(GIVEN PROBLEM) All of the data needs to be repeated exactly.

(DATASET EXCERPTS)

* * * * * * * * *

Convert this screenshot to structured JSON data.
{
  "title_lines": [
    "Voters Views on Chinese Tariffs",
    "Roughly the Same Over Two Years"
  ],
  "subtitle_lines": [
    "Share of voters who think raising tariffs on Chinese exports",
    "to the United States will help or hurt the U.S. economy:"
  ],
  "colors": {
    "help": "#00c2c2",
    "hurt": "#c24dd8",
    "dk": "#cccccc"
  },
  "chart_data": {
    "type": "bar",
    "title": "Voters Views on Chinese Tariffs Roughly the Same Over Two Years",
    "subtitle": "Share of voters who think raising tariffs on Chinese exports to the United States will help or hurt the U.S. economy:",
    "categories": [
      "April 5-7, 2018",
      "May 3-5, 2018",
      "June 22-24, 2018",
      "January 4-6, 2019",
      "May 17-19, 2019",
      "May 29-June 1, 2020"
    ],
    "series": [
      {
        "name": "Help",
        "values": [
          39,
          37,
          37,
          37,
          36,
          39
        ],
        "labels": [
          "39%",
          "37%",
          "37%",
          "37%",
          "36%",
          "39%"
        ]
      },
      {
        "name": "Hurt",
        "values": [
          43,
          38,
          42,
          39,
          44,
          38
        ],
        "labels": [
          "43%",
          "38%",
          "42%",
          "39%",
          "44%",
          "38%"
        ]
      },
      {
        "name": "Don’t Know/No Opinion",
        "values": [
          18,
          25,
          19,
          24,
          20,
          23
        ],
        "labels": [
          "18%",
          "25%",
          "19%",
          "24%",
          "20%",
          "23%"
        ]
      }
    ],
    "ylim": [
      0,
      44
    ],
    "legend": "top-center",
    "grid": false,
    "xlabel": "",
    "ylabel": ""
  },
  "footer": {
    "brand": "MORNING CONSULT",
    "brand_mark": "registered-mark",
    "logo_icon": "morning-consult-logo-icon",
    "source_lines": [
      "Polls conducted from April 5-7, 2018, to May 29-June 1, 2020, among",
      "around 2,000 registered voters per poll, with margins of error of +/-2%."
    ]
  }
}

* * * * * * * * *

(COMPLETE ANSWER)
Convert this screenshot to structured JSON data.
{
  "title_lines": [
    "Voters Views on Chinese Tariffs",
    "Roughly the Same Over Two Years"
  ],
  "subtitle_lines": [
    "Share of voters who think raising tariffs on Chinese exports",
    "to the United States will help or hurt the U.S. economy:"
  ],
  "colors": {
    "help": "#00c2c2",
    "hurt": "#c24dd8",
    "dk": "#cccccc"
  },
  "chart_data": {
    "type": "bar",
    "title": "Voters Views on Chinese Tariffs Roughly the Same Over Two Years",
    "subtitle": "Share of voters who think raising tariffs on Chinese exports to the United States will help or hurt the U.S. economy:",
    "categories": [
      "April 5-7, 2018",
      "May 3-5, 2018",
      "June 22-24, 2018",
      "January 4-6, 2019",
      "May 17-19, 2019",
      "May 29-June 1, 2020"
    ],
    "series": [
      {
        "name": "Help",
        "values": [
          39,
          37,
          37,
          37,
          36,
          39
        ],
        "labels": [
          "39%",
          "37%",
          "37%",
          "37%",
          "36%",
          "39%"
        ]
      },
      {
        "name": "Hurt",
        "values": [
          43,
          38,
          42,
          39,
          44,
          38
        ],
        "labels": [
          "43%",
          "38%",
          "42%",
          "39%",
          "44%",
          "38%"
        ]
      },
      {
        "name": "Don’t Know/No Opinion",
        "values": [
          18,
          25,
          19,
          24,
          20,
          23
        ],
        "labels": [
          "18%",
          "25%",
          "19%",
          "24%",
          "20%",
          "23%"
        ]
      }
    ],
    "ylim": [
      0,
      44
    ],
    "legend": "top-center",
    "grid": false,
    "xlabel": "",
    "ylabel": ""
  },
  "footer": {
    "brand": "MORNING CONSULT",
    "brand_mark": "registered-mark",
    "logo_icon": "morning-consult-logo-icon",
    "source_lines": [
      "Polls conducted from April 5-7, 2018, to May 29-June 1, 2020, among",
      "around 2,000 registered voters per poll, with margins of error of +/-2%."
    ]
  }
}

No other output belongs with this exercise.